(Extracted records)
+ + + + +

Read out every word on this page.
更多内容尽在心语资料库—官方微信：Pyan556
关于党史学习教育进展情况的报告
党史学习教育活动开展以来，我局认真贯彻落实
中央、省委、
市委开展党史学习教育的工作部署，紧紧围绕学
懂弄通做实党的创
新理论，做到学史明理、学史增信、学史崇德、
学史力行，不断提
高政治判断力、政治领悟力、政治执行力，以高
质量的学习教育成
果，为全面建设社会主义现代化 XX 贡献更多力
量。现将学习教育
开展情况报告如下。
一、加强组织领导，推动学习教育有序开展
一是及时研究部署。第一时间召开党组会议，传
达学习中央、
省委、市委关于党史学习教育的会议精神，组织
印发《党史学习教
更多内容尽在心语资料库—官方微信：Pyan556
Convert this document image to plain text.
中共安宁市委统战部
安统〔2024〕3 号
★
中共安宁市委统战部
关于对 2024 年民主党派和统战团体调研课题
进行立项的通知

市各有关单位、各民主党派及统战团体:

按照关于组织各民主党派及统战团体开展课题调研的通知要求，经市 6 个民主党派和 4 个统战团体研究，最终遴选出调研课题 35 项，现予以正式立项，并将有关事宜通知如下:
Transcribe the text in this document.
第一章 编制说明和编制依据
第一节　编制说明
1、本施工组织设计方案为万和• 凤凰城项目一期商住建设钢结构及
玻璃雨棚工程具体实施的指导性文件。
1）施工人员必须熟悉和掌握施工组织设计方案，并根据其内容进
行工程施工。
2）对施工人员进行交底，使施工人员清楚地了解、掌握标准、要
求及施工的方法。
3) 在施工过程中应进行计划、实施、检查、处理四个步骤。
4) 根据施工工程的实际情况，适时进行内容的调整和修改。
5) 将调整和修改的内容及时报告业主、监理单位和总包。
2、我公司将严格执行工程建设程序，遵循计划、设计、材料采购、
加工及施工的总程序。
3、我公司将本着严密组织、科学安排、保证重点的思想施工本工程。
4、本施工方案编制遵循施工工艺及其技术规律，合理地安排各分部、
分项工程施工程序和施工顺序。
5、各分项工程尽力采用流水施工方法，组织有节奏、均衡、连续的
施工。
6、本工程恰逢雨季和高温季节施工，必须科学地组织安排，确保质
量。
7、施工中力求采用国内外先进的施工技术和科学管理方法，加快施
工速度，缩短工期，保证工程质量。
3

+ + + + +

EXERCISE: Quote each line of the data above exactly as written.

SOLUTION FOR THIS TASK:
Read out every word on this page.
更多内容尽在心语资料库—官方微信：Pyan556
关于党史学习教育进展情况的报告
党史学习教育活动开展以来，我局认真贯彻落实
中央、省委、
市委开展党史学习教育的工作部署，紧紧围绕学
懂弄通做实党的创
新理论，做到学史明理、学史增信、学史崇德、
学史力行，不断提
高政治判断力、政治领悟力、政治执行力，以高
质量的学习教育成
果，为全面建设社会主义现代化 XX 贡献更多力
量。现将学习教育
开展情况报告如下。
一、加强组织领导，推动学习教育有序开展
一是及时研究部署。第一时间召开党组会议，传
达学习中央、
省委、市委关于党史学习教育的会议精神，组织
印发《党史学习教
更多内容尽在心语资料库—官方微信：Pyan556
Convert this document image to plain text.
中共安宁市委统战部
安统〔2024〕3 号
★
中共安宁市委统战部
关于对 2024 年民主党派和统战团体调研课题
进行立项的通知

市各有关单位、各民主党派及统战团体:

按照关于组织各民主党派及统战团体开展课题调研的通知要求，经市 6 个民主党派和 4 个统战团体研究，最终遴选出调研课题 35 项，现予以正式立项，并将有关事宜通知如下:
Transcribe the text in this document.
第一章 编制说明和编制依据
第一节　编制说明
1、本施工组织设计方案为万和• 凤凰城项目一期商住建设钢结构及
玻璃雨棚工程具体实施的指导性文件。
1）施工人员必须熟悉和掌握施工组织设计方案，并根据其内容进
行工程施工。
2）对施工人员进行交底，使施工人员清楚地了解、掌握标准、要
求及施工的方法。
3) 在施工过程中应进行计划、实施、检查、处理四个步骤。
4) 根据施工工程的实际情况，适时进行内容的调整和修改。
5) 将调整和修改的内容及时报告业主、监理单位和总包。
2、我公司将严格执行工程建设程序，遵循计划、设计、材料采购、
加工及施工的总程序。
3、我公司将本着严密组织、科学安排、保证重点的思想施工本工程。
4、本施工方案编制遵循施工工艺及其技术规律，合理地安排各分部、
分项工程施工程序和施工顺序。
5、各分项工程尽力采用流水施工方法，组织有节奏、均衡、连续的
施工。
6、本工程恰逢雨季和高温季节施工，必须科学地组织安排，确保质
量。
7、施工中力求采用国内外先进的施工技术和科学管理方法，加快施
工速度，缩短工期，保证工程质量。
3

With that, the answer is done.